__Goal__
Type out the records that follow, exactly as given.

__Supplied data__
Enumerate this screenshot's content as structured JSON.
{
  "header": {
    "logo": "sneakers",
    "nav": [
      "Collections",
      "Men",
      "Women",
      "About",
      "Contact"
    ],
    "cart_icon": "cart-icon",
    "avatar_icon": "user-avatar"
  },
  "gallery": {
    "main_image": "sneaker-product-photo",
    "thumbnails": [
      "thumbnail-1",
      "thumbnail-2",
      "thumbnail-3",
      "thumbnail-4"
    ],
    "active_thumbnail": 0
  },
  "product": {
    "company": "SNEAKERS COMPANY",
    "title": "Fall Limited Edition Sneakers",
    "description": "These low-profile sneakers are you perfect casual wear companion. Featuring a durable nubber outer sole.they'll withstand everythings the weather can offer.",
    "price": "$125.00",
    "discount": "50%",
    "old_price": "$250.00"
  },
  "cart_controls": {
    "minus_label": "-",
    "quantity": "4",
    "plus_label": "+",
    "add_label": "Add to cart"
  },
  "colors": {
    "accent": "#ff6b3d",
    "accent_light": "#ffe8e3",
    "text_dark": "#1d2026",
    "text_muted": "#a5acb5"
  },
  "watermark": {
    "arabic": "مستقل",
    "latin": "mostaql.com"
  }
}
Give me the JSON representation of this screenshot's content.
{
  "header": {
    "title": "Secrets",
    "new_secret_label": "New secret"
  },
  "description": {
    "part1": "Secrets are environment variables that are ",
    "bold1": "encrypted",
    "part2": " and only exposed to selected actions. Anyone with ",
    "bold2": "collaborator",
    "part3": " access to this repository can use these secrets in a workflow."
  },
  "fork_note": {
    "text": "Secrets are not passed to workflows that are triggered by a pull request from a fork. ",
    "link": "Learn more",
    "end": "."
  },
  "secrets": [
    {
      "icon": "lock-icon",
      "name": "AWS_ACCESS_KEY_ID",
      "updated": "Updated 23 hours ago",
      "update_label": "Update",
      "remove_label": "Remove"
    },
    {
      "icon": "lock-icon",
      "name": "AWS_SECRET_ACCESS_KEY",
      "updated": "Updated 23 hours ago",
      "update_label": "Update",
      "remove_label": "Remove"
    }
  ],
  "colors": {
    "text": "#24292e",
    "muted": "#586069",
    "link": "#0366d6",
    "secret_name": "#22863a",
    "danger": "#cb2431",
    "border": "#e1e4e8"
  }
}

__Task answer__
Enumerate this screenshot's content as structured JSON.
{
  "header": {
    "logo": "sneakers",
    "nav": [
      "Collections",
      "Men",
      "Women",
      "About",
      "Contact"
    ],
    "cart_icon": "cart-icon",
    "avatar_icon": "user-avatar"
  },
  "gallery": {
    "main_image": "sneaker-product-photo",
    "thumbnails": [
      "thumbnail-1",
      "thumbnail-2",
      "thumbnail-3",
      "thumbnail-4"
    ],
    "active_thumbnail": 0
  },
  "product": {
    "company": "SNEAKERS COMPANY",
    "title": "Fall Limited Edition Sneakers",
    "description": "These low-profile sneakers are you perfect casual wear companion. Featuring a durable nubber outer sole.they'll withstand everythings the weather can offer.",
    "price": "$125.00",
    "discount": "50%",
    "old_price": "$250.00"
  },
  "cart_controls": {
    "minus_label": "-",
    "quantity": "4",
    "plus_label": "+",
    "add_label": "Add to cart"
  },
  "colors": {
    "accent": "#ff6b3d",
    "accent_light": "#ffe8e3",
    "text_dark": "#1d2026",
    "text_muted": "#a5acb5"
  },
  "watermark": {
    "arabic": "مستقل",
    "latin": "mostaql.com"
  }
}
Give me the JSON representation of this screenshot's content.
{
  "header": {
    "title": "Secrets",
    "new_secret_label": "New secret"
  },
  "description": {
    "part1": "Secrets are environment variables that are ",
    "bold1": "encrypted",
    "part2": " and only exposed to selected actions. Anyone with ",
    "bold2": "collaborator",
    "part3": " access to this repository can use these secrets in a workflow."
  },
  "fork_note": {
    "text": "Secrets are not passed to workflows that are triggered by a pull request from a fork. ",
    "link": "Learn more",
    "end": "."
  },
  "secrets": [
    {
      "icon": "lock-icon",
      "name": "AWS_ACCESS_KEY_ID",
      "updated": "Updated 23 hours ago",
      "update_label": "Update",
      "remove_label": "Remove"
    },
    {
      "icon": "lock-icon",
      "name": "AWS_SECRET_ACCESS_KEY",
      "updated": "Updated 23 hours ago",
      "update_label": "Update",
      "remove_label": "Remove"
    }
  ],
  "colors": {
    "text": "#24292e",
    "muted": "#586069",
    "link": "#0366d6",
    "secret_name": "#22863a",
    "danger": "#cb2431",
    "border": "#e1e4e8"
  }
}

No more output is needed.